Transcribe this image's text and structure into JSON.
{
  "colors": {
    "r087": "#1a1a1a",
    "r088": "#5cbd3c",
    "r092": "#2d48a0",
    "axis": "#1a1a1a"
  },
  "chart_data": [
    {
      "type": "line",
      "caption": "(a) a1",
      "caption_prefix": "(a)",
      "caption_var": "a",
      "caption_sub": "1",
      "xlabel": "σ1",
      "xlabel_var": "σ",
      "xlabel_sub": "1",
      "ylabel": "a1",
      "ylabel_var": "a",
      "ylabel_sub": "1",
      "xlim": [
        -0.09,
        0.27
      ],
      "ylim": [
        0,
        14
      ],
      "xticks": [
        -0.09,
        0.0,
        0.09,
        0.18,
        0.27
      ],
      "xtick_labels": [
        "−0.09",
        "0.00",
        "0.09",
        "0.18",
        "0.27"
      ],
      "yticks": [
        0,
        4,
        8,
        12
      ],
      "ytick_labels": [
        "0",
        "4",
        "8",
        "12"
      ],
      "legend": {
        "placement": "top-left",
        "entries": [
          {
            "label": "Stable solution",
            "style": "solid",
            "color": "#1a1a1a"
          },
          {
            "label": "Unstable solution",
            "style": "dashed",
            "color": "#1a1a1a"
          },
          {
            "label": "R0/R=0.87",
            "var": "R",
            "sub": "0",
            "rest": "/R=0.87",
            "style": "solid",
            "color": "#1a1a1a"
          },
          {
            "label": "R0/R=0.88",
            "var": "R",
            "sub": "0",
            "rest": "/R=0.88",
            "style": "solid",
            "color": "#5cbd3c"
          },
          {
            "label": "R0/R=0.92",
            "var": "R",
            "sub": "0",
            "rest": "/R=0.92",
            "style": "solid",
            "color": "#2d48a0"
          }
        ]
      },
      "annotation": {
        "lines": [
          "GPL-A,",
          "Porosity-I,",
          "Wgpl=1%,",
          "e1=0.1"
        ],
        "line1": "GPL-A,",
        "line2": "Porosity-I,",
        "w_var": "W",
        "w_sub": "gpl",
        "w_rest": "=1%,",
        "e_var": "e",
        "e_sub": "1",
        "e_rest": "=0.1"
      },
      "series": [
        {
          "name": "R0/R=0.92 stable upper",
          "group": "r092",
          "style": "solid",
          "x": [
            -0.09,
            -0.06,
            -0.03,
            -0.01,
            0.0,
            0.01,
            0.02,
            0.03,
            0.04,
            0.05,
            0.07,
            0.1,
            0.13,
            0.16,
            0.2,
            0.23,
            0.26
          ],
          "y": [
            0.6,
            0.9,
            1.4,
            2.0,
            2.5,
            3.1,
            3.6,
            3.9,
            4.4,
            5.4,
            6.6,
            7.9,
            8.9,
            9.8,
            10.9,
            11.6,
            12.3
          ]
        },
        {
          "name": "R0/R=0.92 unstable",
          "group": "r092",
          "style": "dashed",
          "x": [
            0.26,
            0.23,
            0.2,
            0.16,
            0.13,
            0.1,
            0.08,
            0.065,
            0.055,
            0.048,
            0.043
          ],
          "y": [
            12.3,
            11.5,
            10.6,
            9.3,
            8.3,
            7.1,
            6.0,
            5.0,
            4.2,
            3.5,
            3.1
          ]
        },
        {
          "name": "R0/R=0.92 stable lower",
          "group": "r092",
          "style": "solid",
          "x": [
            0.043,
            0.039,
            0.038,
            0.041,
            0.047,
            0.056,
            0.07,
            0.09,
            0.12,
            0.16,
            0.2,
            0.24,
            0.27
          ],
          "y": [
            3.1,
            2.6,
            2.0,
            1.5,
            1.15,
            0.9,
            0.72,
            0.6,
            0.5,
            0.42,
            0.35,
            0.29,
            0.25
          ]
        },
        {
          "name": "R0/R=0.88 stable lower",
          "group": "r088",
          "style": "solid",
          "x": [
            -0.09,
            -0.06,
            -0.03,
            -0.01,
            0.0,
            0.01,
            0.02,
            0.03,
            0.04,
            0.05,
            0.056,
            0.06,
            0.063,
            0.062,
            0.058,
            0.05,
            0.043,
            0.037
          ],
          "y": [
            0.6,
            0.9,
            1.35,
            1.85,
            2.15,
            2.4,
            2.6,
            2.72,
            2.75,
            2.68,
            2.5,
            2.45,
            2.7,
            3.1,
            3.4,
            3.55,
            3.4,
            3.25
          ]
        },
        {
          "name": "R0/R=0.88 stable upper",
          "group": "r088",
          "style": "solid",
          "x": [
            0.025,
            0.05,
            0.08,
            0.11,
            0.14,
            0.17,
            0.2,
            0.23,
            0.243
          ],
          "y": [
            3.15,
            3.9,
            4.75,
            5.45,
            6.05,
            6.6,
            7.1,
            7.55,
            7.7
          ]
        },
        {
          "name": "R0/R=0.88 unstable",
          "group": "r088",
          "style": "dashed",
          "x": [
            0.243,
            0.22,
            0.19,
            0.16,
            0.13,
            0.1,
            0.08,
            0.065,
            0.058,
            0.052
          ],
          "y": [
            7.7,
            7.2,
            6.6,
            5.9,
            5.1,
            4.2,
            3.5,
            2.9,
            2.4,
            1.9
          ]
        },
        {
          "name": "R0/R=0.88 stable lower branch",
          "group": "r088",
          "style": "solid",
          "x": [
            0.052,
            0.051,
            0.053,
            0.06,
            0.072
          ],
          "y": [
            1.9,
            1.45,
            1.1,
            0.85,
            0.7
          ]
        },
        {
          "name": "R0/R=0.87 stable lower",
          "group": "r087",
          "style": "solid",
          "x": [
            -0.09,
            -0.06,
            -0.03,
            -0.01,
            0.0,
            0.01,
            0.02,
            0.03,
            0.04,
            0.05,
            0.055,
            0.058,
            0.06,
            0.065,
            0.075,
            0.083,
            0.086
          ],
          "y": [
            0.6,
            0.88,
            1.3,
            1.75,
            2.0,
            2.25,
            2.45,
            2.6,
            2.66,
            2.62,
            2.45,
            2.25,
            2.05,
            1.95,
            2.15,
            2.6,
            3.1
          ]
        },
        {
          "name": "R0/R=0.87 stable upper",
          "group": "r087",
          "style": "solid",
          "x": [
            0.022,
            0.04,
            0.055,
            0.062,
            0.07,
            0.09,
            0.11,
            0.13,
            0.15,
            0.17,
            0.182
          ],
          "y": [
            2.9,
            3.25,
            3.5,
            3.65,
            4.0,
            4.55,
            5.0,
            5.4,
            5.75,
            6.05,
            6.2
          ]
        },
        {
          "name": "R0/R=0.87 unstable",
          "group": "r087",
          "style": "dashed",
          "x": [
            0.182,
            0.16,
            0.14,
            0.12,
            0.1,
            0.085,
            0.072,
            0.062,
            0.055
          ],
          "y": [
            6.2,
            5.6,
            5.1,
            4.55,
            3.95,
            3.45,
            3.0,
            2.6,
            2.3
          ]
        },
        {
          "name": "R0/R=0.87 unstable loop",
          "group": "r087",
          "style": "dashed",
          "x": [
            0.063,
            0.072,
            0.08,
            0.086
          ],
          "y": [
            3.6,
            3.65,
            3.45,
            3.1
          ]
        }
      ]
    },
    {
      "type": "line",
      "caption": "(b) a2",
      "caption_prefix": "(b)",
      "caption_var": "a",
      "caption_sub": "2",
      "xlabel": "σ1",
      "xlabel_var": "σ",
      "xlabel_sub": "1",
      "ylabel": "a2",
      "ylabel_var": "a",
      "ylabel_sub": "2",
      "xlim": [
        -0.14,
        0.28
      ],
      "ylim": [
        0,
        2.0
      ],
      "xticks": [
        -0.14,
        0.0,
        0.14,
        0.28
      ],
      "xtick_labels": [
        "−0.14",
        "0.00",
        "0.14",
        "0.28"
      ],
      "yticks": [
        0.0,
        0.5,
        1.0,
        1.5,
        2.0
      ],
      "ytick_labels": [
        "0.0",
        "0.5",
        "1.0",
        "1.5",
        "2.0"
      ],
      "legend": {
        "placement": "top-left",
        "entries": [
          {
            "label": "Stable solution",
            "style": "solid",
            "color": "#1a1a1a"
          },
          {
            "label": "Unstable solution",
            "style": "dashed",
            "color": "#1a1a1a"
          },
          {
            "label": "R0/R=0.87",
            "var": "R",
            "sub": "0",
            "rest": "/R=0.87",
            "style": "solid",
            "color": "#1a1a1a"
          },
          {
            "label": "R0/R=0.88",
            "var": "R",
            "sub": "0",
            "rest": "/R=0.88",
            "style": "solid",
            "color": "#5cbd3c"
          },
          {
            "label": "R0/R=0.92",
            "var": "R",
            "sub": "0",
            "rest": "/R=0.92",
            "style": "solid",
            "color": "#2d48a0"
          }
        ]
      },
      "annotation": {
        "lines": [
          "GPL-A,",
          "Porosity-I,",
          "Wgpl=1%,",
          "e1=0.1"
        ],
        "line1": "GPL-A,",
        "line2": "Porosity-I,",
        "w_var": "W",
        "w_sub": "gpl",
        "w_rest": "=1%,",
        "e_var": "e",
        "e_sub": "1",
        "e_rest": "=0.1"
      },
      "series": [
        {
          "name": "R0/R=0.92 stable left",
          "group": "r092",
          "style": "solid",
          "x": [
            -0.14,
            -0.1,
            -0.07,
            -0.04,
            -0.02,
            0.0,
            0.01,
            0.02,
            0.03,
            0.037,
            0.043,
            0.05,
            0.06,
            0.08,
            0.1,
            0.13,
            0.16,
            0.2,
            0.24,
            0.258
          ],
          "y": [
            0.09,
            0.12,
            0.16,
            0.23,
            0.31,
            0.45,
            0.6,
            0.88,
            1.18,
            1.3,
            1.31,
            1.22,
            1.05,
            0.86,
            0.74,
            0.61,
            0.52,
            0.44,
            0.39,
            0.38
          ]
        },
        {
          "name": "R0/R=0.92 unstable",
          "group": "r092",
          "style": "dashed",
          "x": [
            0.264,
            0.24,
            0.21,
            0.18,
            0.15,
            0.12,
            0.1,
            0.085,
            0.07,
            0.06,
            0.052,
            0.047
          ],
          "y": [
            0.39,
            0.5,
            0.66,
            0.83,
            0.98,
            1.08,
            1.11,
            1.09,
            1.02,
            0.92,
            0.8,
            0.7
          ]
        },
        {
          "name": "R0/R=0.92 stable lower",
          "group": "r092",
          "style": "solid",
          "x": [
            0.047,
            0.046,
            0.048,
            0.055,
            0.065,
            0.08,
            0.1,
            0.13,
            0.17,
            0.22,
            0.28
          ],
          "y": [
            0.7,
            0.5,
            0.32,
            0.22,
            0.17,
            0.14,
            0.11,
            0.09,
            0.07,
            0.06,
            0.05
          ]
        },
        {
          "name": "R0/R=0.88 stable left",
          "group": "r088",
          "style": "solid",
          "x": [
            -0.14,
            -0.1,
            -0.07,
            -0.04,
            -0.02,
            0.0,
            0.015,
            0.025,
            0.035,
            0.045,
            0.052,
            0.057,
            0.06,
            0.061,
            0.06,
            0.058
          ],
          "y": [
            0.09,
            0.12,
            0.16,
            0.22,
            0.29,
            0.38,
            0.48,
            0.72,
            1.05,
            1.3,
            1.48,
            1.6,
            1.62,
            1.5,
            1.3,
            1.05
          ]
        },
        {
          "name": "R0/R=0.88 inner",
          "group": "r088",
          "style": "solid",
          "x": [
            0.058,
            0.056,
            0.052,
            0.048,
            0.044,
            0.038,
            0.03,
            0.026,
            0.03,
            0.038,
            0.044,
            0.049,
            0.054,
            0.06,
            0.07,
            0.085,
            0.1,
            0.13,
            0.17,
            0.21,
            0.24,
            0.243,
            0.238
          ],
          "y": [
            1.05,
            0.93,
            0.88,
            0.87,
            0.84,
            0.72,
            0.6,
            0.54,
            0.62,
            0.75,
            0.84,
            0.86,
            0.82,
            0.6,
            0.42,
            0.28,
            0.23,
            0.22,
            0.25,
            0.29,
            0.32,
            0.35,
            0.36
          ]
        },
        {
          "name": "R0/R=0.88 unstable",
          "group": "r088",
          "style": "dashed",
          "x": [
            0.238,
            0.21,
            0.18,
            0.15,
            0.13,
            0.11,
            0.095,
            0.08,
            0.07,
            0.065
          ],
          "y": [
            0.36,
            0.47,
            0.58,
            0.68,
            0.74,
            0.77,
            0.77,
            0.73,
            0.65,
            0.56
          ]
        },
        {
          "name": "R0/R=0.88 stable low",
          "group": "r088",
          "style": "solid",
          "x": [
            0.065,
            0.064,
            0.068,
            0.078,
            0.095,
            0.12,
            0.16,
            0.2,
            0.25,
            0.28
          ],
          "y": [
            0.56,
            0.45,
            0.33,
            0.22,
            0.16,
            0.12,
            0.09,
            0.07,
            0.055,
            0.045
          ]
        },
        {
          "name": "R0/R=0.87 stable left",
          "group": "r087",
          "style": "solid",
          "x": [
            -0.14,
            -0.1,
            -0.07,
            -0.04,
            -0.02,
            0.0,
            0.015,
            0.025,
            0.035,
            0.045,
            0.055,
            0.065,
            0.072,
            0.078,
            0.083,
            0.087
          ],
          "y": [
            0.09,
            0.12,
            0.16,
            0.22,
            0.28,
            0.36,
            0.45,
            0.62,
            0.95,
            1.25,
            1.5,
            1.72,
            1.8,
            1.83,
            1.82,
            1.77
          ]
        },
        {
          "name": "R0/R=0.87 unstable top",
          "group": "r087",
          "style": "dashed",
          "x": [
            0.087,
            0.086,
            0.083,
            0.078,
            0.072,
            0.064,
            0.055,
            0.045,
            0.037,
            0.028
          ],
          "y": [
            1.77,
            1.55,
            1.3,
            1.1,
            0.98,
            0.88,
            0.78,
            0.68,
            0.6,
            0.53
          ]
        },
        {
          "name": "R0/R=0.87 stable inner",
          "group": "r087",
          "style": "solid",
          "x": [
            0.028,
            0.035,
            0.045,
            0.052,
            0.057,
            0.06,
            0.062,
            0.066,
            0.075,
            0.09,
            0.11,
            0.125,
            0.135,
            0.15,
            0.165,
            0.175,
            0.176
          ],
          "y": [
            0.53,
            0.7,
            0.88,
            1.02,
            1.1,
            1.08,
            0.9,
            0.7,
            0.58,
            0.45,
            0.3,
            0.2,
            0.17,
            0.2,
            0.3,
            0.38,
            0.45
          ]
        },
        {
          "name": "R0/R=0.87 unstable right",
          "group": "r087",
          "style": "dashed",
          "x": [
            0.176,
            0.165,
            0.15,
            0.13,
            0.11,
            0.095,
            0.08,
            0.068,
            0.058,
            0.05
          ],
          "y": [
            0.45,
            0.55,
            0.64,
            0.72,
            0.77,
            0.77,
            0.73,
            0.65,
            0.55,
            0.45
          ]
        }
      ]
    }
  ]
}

## Goal of the exercise
Gather each line of the records holding the string "left".

## Correct result
        "placement": "top-left",
        "placement": "top-left",
          "name": "R0/R=0.92 stable left",
          "name": "R0/R=0.88 stable left",
          "name": "R0/R=0.87 stable left",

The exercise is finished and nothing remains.